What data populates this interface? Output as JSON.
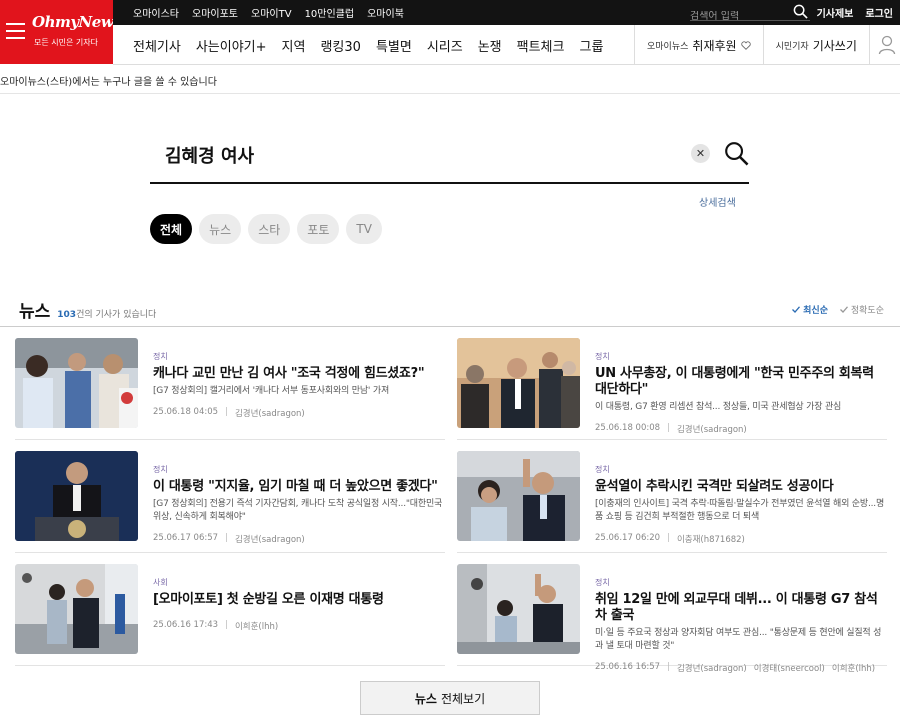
{
  "header": {
    "logo": "OhmyNews",
    "logo_sub": "모든 시민은 기자다",
    "top_links": [
      "오마이스타",
      "오마이포토",
      "오마이TV",
      "10만인클럽",
      "오마이북"
    ],
    "search_placeholder": "검색어 입력",
    "report_label": "기사제보",
    "login_label": "로그인",
    "nav": [
      "전체기사",
      "사는이야기+",
      "지역",
      "랭킹30",
      "특별면",
      "시리즈",
      "논쟁",
      "팩트체크",
      "그룹"
    ],
    "support_small": "오마이뉴스",
    "support_big": "취재후원",
    "write_small": "시민기자",
    "write_big": "기사쓰기"
  },
  "notice": "오마이뉴스(스타)에서는 누구나 글을 쓸 수 있습니다",
  "search": {
    "query": "김혜경 여사",
    "detail_label": "상세검색"
  },
  "filters": [
    "전체",
    "뉴스",
    "스타",
    "포토",
    "TV"
  ],
  "news": {
    "title": "뉴스",
    "count": "103",
    "count_suffix": "건의 기사가 있습니다",
    "sort_latest": "최신순",
    "sort_accuracy": "정확도순",
    "articles": [
      {
        "category": "정치",
        "title": "캐나다 교민 만난 김 여사 \"조국 걱정에 힘드셨죠?\"",
        "summary": "[G7 정상회의] 캘거리에서 '캐나다 서부 동포사회와의 만남' 가져",
        "date": "25.06.18 04:05",
        "author": "김경년(sadragon)"
      },
      {
        "category": "정치",
        "title": "UN 사무총장, 이 대통령에게 \"한국 민주주의 회복력 대단하다\"",
        "summary": "이 대통령, G7 환영 리셉션 참석... 정상들, 미국 관세협상 가장 관심",
        "date": "25.06.18 00:08",
        "author": "김경년(sadragon)"
      },
      {
        "category": "정치",
        "title": "이 대통령 \"지지율, 임기 마칠 때 더 높았으면 좋겠다\"",
        "summary": "[G7 정상회의] 전용기 즉석 기자간담회, 캐나다 도착 공식일정 시작...\"대한민국 위상, 신속하게 회복해야\"",
        "date": "25.06.17 06:57",
        "author": "김경년(sadragon)"
      },
      {
        "category": "정치",
        "title": "윤석열이 추락시킨 국격만 되살려도 성공이다",
        "summary": "[이충재의 인사이트] 국격 추락·따돌림·말실수가 전부였던 윤석열 해외 순방...명품 쇼핑 등 김건희 부적절한 행동으로 더 퇴색",
        "date": "25.06.17 06:20",
        "author": "이충재(h871682)"
      },
      {
        "category": "사회",
        "title": "[오마이포토] 첫 순방길 오른 이재명 대통령",
        "summary": "",
        "date": "25.06.16 17:43",
        "author": "이희훈(lhh)"
      },
      {
        "category": "정치",
        "title": "취임 12일 만에 외교무대 데뷔... 이 대통령 G7 참석차 출국",
        "summary": "미·일 등 주요국 정상과 양자회담 여부도 관심... \"통상문제 등 현안에 실질적 성과 낼 토대 마련할 것\"",
        "date": "25.06.16 16:57",
        "author": "김경년(sadragon)",
        "author2": "이경태(sneercool)",
        "author3": "이희훈(lhh)"
      }
    ],
    "more_bold": "뉴스",
    "more_label": "전체보기"
  },
  "colors": {
    "brand_red": "#e1141c",
    "accent_blue": "#2a6bb3"
  },
  "icons": [
    "menu-icon",
    "search-icon",
    "heart-icon",
    "person-icon",
    "close-icon",
    "check-icon"
  ]
}
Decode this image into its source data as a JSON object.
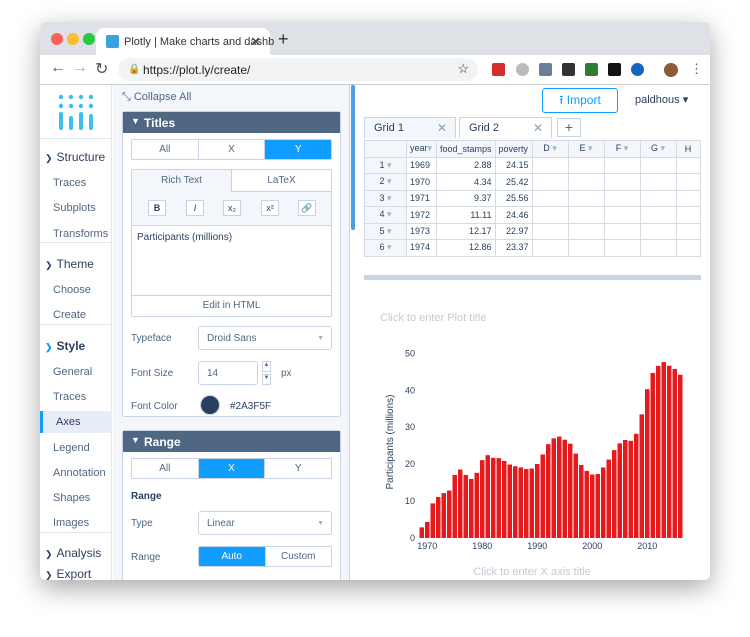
{
  "browser": {
    "tab_title": "Plotly | Make charts and dashb",
    "url": "https://plot.ly/create/"
  },
  "nav": {
    "structure": "Structure",
    "traces": "Traces",
    "subplots": "Subplots",
    "transforms": "Transforms",
    "theme": "Theme",
    "choose": "Choose",
    "create": "Create",
    "style": "Style",
    "general": "General",
    "traces2": "Traces",
    "axes": "Axes",
    "legend": "Legend",
    "annotation": "Annotation",
    "shapes": "Shapes",
    "images": "Images",
    "analysis": "Analysis",
    "export": "Export"
  },
  "panel": {
    "collapse_all": "Collapse All",
    "titles": {
      "header": "Titles",
      "axis_options": [
        "All",
        "X",
        "Y"
      ],
      "editor_tabs": [
        "Rich Text",
        "LaTeX"
      ],
      "text": "Participants (millions)",
      "edit_html": "Edit in HTML",
      "typeface_label": "Typeface",
      "typeface": "Droid Sans",
      "font_size_label": "Font Size",
      "font_size": "14",
      "px": "px",
      "font_color_label": "Font Color",
      "font_color": "#2A3F5F"
    },
    "range": {
      "header": "Range",
      "axis_options": [
        "All",
        "X",
        "Y"
      ],
      "subheader": "Range",
      "type_label": "Type",
      "type": "Linear",
      "range_label": "Range",
      "range_options": [
        "Auto",
        "Custom"
      ]
    }
  },
  "header": {
    "import": "Import",
    "user": "paldhous"
  },
  "grid": {
    "tabs": [
      "Grid 1",
      "Grid 2"
    ],
    "columns": [
      "year",
      "food_stamps",
      "poverty",
      "D",
      "E",
      "F",
      "G",
      "H"
    ],
    "rows": [
      [
        "1",
        "1969",
        "2.88",
        "24.15"
      ],
      [
        "2",
        "1970",
        "4.34",
        "25.42"
      ],
      [
        "3",
        "1971",
        "9.37",
        "25.56"
      ],
      [
        "4",
        "1972",
        "11.11",
        "24.46"
      ],
      [
        "5",
        "1973",
        "12.17",
        "22.97"
      ],
      [
        "6",
        "1974",
        "12.86",
        "23.37"
      ]
    ]
  },
  "plot": {
    "title_placeholder": "Click to enter Plot title",
    "x_title_placeholder": "Click to enter X axis title"
  },
  "chart_data": {
    "type": "bar",
    "x": [
      1969,
      1970,
      1971,
      1972,
      1973,
      1974,
      1975,
      1976,
      1977,
      1978,
      1979,
      1980,
      1981,
      1982,
      1983,
      1984,
      1985,
      1986,
      1987,
      1988,
      1989,
      1990,
      1991,
      1992,
      1993,
      1994,
      1995,
      1996,
      1997,
      1998,
      1999,
      2000,
      2001,
      2002,
      2003,
      2004,
      2005,
      2006,
      2007,
      2008,
      2009,
      2010,
      2011,
      2012,
      2013,
      2014,
      2015,
      2016
    ],
    "values": [
      2.88,
      4.34,
      9.37,
      11.11,
      12.17,
      12.86,
      17.06,
      18.55,
      17.08,
      16.0,
      17.65,
      21.08,
      22.43,
      21.72,
      21.63,
      20.85,
      19.9,
      19.43,
      19.11,
      18.67,
      18.81,
      20.05,
      22.62,
      25.41,
      26.99,
      27.47,
      26.62,
      25.54,
      22.86,
      19.79,
      18.18,
      17.19,
      17.32,
      19.1,
      21.25,
      23.81,
      25.63,
      26.55,
      26.32,
      28.22,
      33.49,
      40.3,
      44.71,
      46.61,
      47.64,
      46.66,
      45.77,
      44.22
    ],
    "ylabel": "Participants (millions)",
    "xlabel": "",
    "yticks": [
      0,
      10,
      20,
      30,
      40,
      50
    ],
    "xticks": [
      1970,
      1980,
      1990,
      2000,
      2010
    ],
    "ylim": [
      0,
      52
    ],
    "color": "#e41a1c"
  }
}
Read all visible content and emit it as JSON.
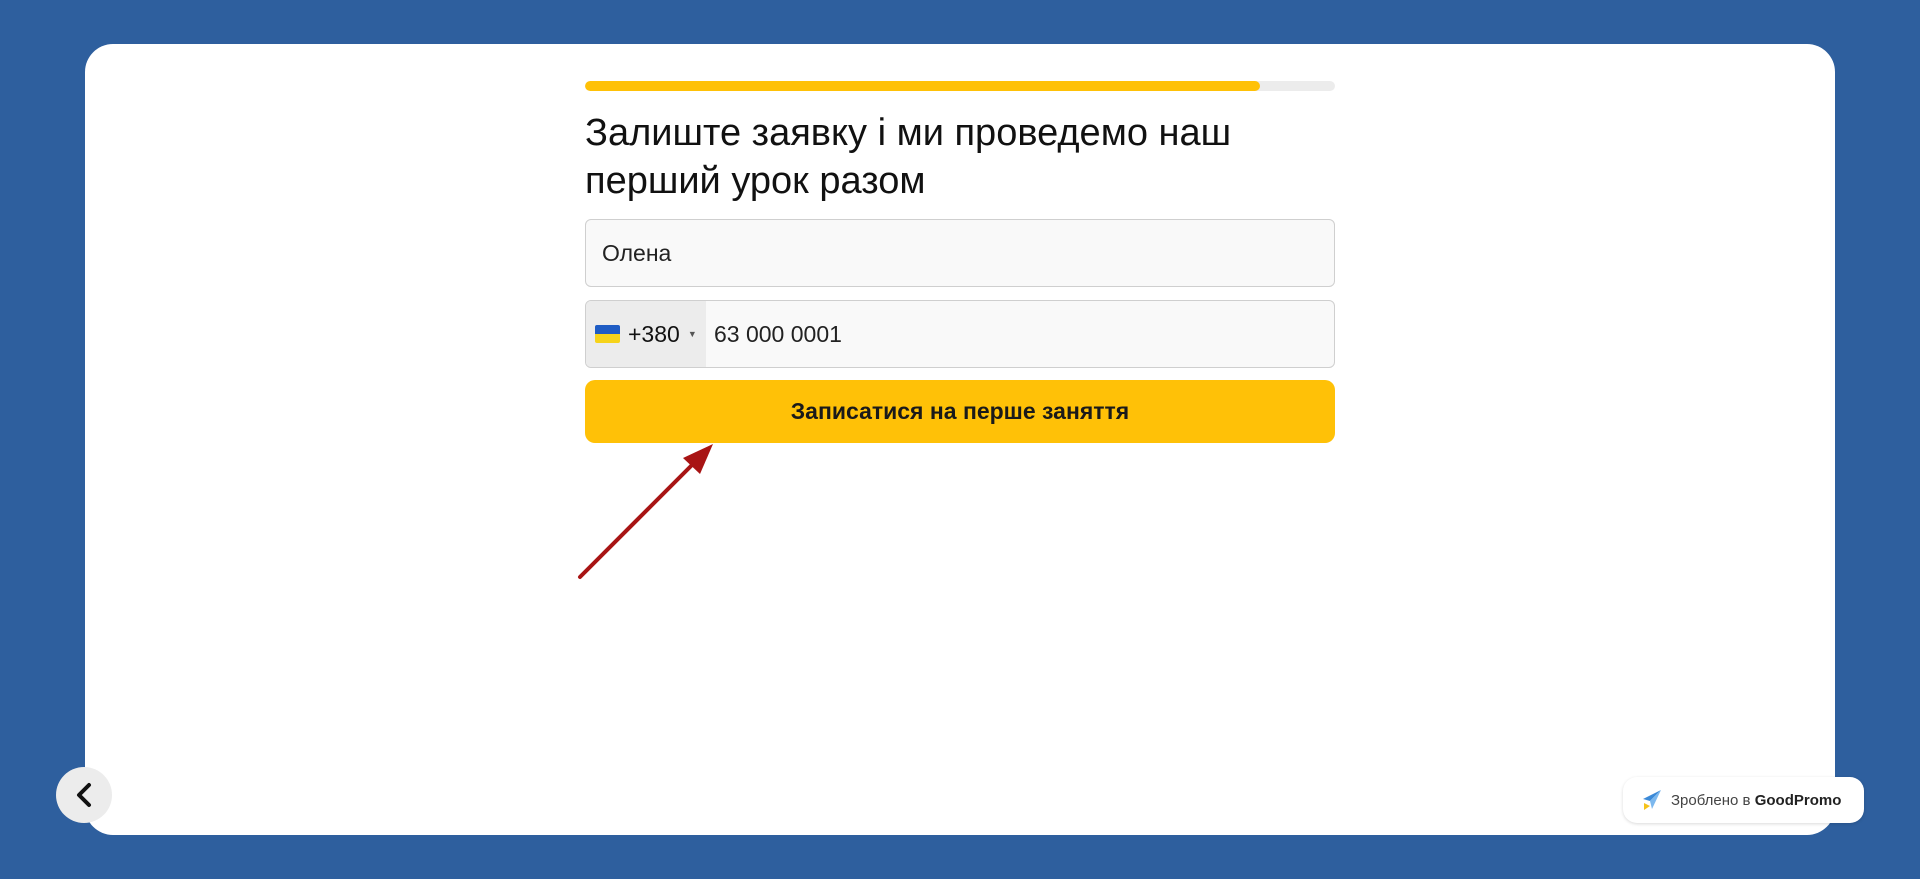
{
  "progress": {
    "percent": 90,
    "fill_color": "#ffc107"
  },
  "form": {
    "heading": "Залиште заявку і ми проведемо наш перший урок разом",
    "name_value": "Олена",
    "country_flag": "ukraine-flag-icon",
    "dial_code": "+380",
    "phone_value": "63 000 0001",
    "submit_label": "Записатися на перше заняття"
  },
  "navigation": {
    "back_icon": "chevron-left-icon"
  },
  "badge": {
    "prefix": "Зроблено в",
    "brand": "GoodPromo",
    "icon": "paper-plane-icon"
  },
  "colors": {
    "background": "#2e5f9e",
    "accent": "#ffc107",
    "annotation_arrow": "#a81414"
  }
}
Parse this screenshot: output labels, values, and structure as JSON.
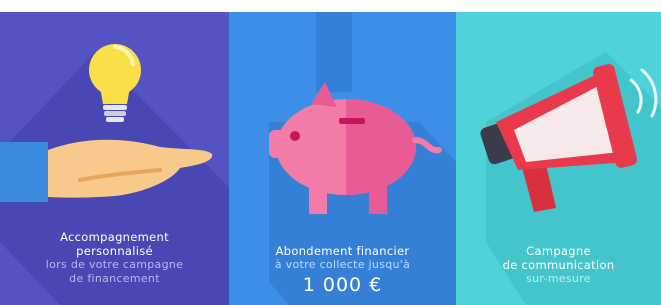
{
  "panels": [
    {
      "icon": "hand-holding-lightbulb-icon",
      "color": "#5553c4",
      "title_line1": "Accompagnement",
      "title_line2": "personnalisé",
      "sub_line1": "lors de votre campagne",
      "sub_line2": "de financement"
    },
    {
      "icon": "piggy-bank-icon",
      "color": "#3d8ee8",
      "title_line1": "Abondement financier",
      "sub_line1": "à votre collecte jusqu'à",
      "amount": "1 000 €"
    },
    {
      "icon": "megaphone-icon",
      "color": "#4fd2d8",
      "title_line1": "Campagne",
      "title_line2": "de communication",
      "sub_line1": "sur-mesure"
    }
  ]
}
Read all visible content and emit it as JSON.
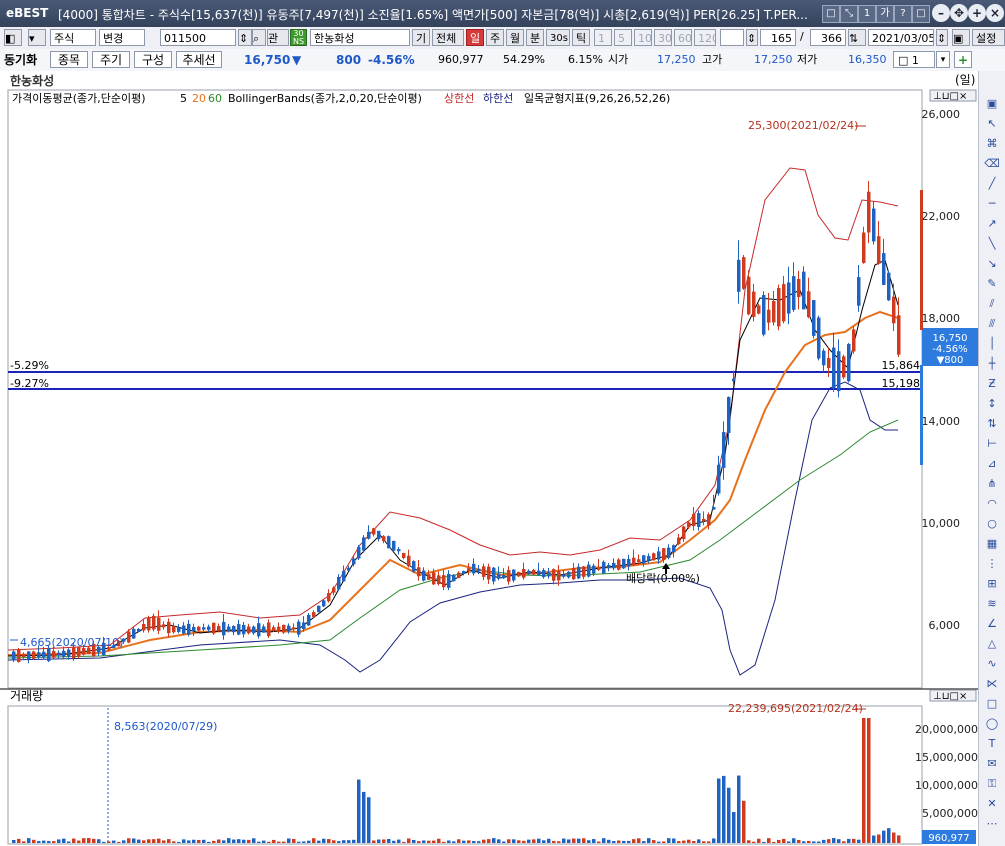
{
  "titlebar": {
    "logo": "eBEST",
    "title": "[4000] 통합차트 - 주식수[15,637(천)] 유동주[7,497(천)] 소진율[1.65%] 액면가[500] 자본금[78(억)] 시총[2,619(억)] PER[26.25] T.PER..."
  },
  "toolbar": {
    "market": "주식",
    "change": "변경",
    "code": "011500",
    "rel_btn": "관",
    "name": "한농화성",
    "btn_gi": "기",
    "btn_all": "전체",
    "period_buttons": [
      "일",
      "주",
      "월",
      "분",
      "30s",
      "틱"
    ],
    "num_buttons": [
      "1",
      "5",
      "10",
      "30",
      "60",
      "120"
    ],
    "count": "165",
    "total": "366",
    "date": "2021/03/05",
    "settings": "설정"
  },
  "infobar": {
    "sync": "동기화",
    "btn_stock": "종목",
    "btn_cycle": "주기",
    "btn_compose": "구성",
    "btn_trend": "추세선",
    "price": "16,750",
    "change_arrow": "▼",
    "change": "800",
    "change_pct": "-4.56%",
    "volume": "960,977",
    "pct1": "54.29%",
    "pct2": "6.15%",
    "open_label": "시가",
    "open": "17,250",
    "high_label": "고가",
    "high": "17,250",
    "low_label": "저가",
    "low": "16,350",
    "spin_value": "1"
  },
  "chart": {
    "stock_name": "한농화성",
    "unit": "(일)",
    "legend": {
      "ma": "가격이동평균(종가,단순이평)",
      "ma_periods": [
        "5",
        "20",
        "60"
      ],
      "bb": "BollingerBands(종가,2,0,20,단순이평)",
      "bb_upper": "상한선",
      "bb_lower": "하한선",
      "ichimoku": "일목균형지표(9,26,26,52,26)"
    },
    "price_axis": [
      "26,000",
      "22,000",
      "18,000",
      "14,000",
      "10,000",
      "6,000"
    ],
    "hlines": [
      {
        "label": "-5.29%",
        "value": "15,864"
      },
      {
        "label": "-9.27%",
        "value": "15,198"
      }
    ],
    "annotations": {
      "max": "25,300(2021/02/24)",
      "min": "4,665(2020/07/10)",
      "dividend": "배당락(0.00%)"
    },
    "current": {
      "price": "16,750",
      "pct": "-4.56%",
      "change": "▼800"
    },
    "colors": {
      "up": "#d03a1e",
      "down": "#1f63c2",
      "ma5": "#000000",
      "ma20": "#e8711c",
      "ma60": "#2b8a2b",
      "bb_upper": "#c62828",
      "bb_lower": "#1a237e",
      "hline": "#1a24b8"
    }
  },
  "volume": {
    "title": "거래량",
    "axis": [
      "20,000,000",
      "15,000,000",
      "10,000,000",
      "5,000,000"
    ],
    "max": "22,239,695(2021/02/24)",
    "marker": "8,563(2020/07/29)",
    "current": "960,977"
  }
}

-=-=-=-=-

[The problem]
Copy out every line of the data that includes "오마이뉴스".

[Task solution]
    "support_small": "오마이뉴스",
  "notice": "오마이뉴스(스타)에서는 누구나 글을 쓸 수 있습니다",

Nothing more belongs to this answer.